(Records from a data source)
>>>>>

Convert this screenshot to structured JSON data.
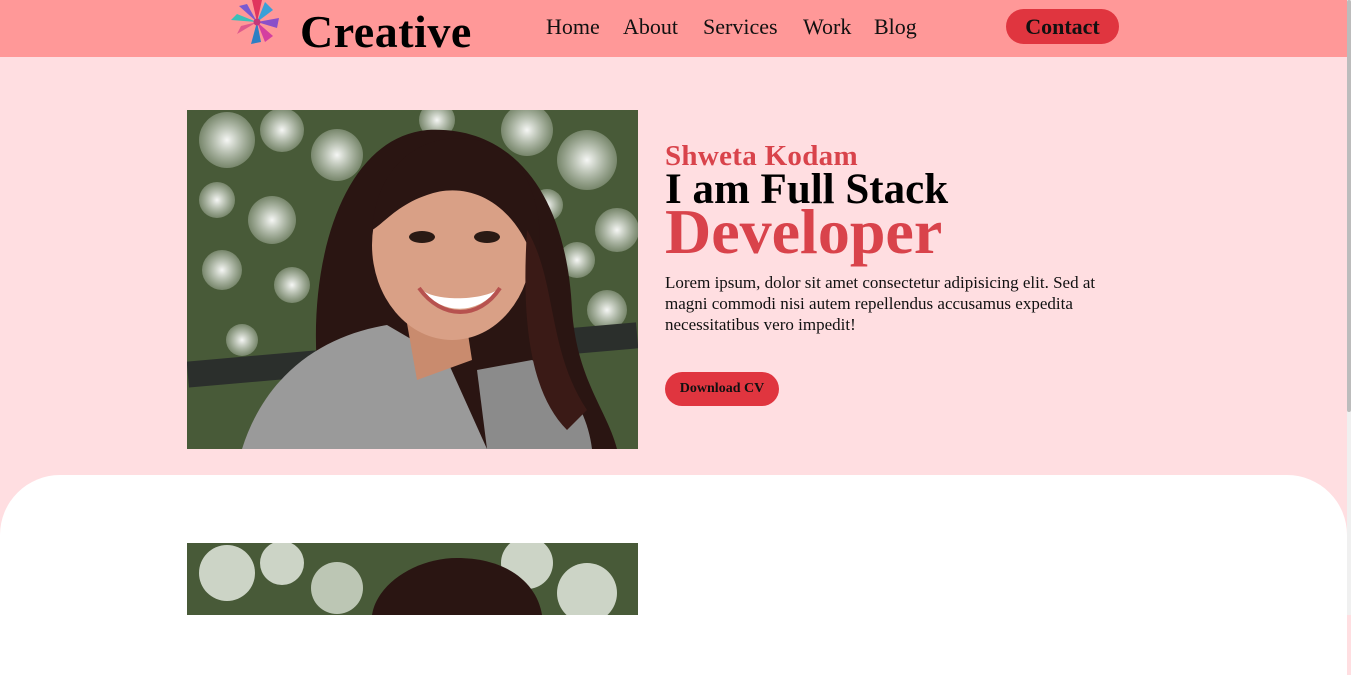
{
  "header": {
    "brand": "Creative",
    "nav": [
      "Home",
      "About",
      "Services",
      "Work",
      "Blog"
    ],
    "contact_label": "Contact"
  },
  "hero": {
    "name": "Shweta Kodam",
    "line1": "I am Full Stack",
    "line2": "Developer",
    "description": "Lorem ipsum, dolor sit amet consectetur adipisicing elit. Sed at magni commodi nisi autem repellendus accusamus expedita necessitatibus vero impedit!",
    "cta_label": "Download CV",
    "photo": "portrait-photo"
  },
  "icons": [
    "flower-logo-icon"
  ],
  "colors": {
    "header_bg": "#ff9898",
    "page_bg": "#ffdee1",
    "accent": "#d9434b",
    "button": "#e0353f"
  }
}
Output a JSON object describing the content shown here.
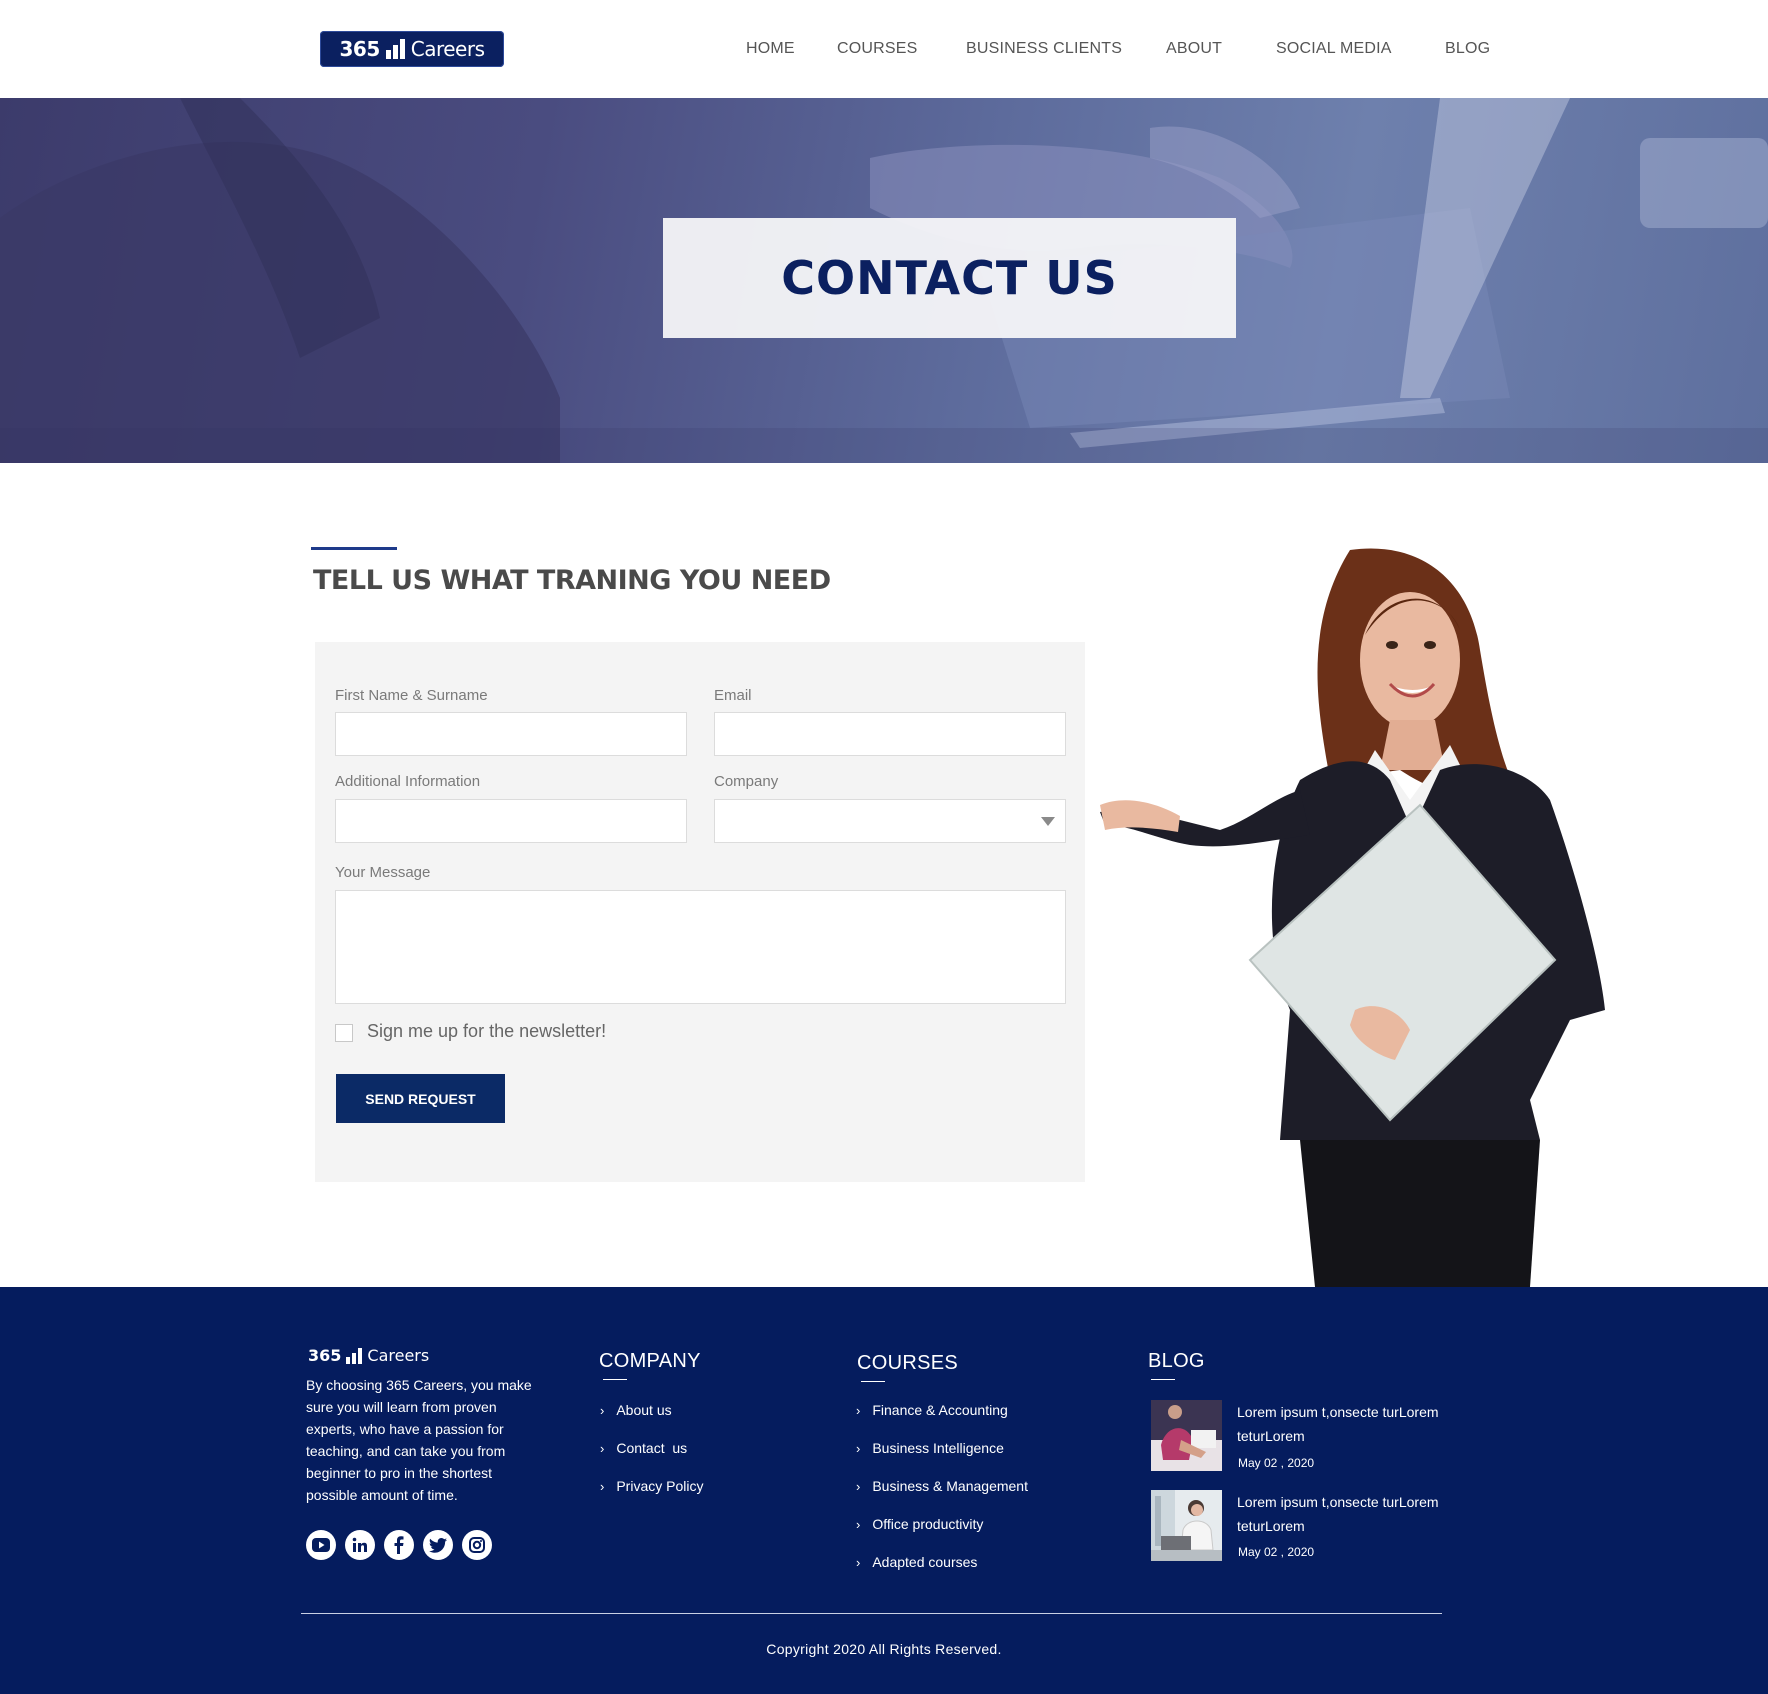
{
  "brand": {
    "logo_number": "365",
    "logo_word": "Careers"
  },
  "nav": {
    "items": [
      {
        "label": "HOME"
      },
      {
        "label": "COURSES"
      },
      {
        "label": "BUSINESS CLIENTS"
      },
      {
        "label": "ABOUT"
      },
      {
        "label": "SOCIAL MEDIA"
      },
      {
        "label": "BLOG"
      }
    ]
  },
  "hero": {
    "title": "CONTACT US"
  },
  "section": {
    "title": "TELL US WHAT TRANING YOU NEED"
  },
  "form": {
    "name_label": "First Name & Surname",
    "name_value": "",
    "email_label": "Email",
    "email_value": "",
    "additional_label": "Additional Information",
    "additional_value": "",
    "company_label": "Company",
    "company_value": "",
    "message_label": "Your Message",
    "message_value": "",
    "newsletter_label": "Sign me up for the newsletter!",
    "newsletter_checked": false,
    "submit_label": "SEND REQUEST"
  },
  "footer": {
    "about": "By choosing 365 Careers, you make sure you will learn from proven experts, who have a passion for teaching, and can take you from beginner to pro in the shortest possible amount of time.",
    "social_icons": [
      "youtube-icon",
      "linkedin-icon",
      "facebook-icon",
      "twitter-icon",
      "instagram-icon"
    ],
    "company": {
      "heading": "COMPANY",
      "links": [
        "About us",
        "Contact  us",
        "Privacy Policy"
      ]
    },
    "courses": {
      "heading": "COURSES",
      "links": [
        "Finance & Accounting",
        "Business Intelligence",
        "Business & Management",
        "Office productivity",
        "Adapted courses"
      ]
    },
    "blog": {
      "heading": "BLOG",
      "posts": [
        {
          "title": "Lorem ipsum t,onsecte turLorem teturLorem",
          "date": "May 02 , 2020"
        },
        {
          "title": "Lorem ipsum t,onsecte turLorem teturLorem",
          "date": "May 02 , 2020"
        }
      ]
    },
    "copyright": "Copyright 2020 All Rights Reserved."
  },
  "colors": {
    "brand_navy": "#0b2060",
    "footer_bg": "#051c5e",
    "button_bg": "#0b2a66",
    "accent": "#1e3a8a"
  }
}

<<<<<

Determine how many lines contain the word "heading" and reply with that number alone.

■ **Answer for the task**:
3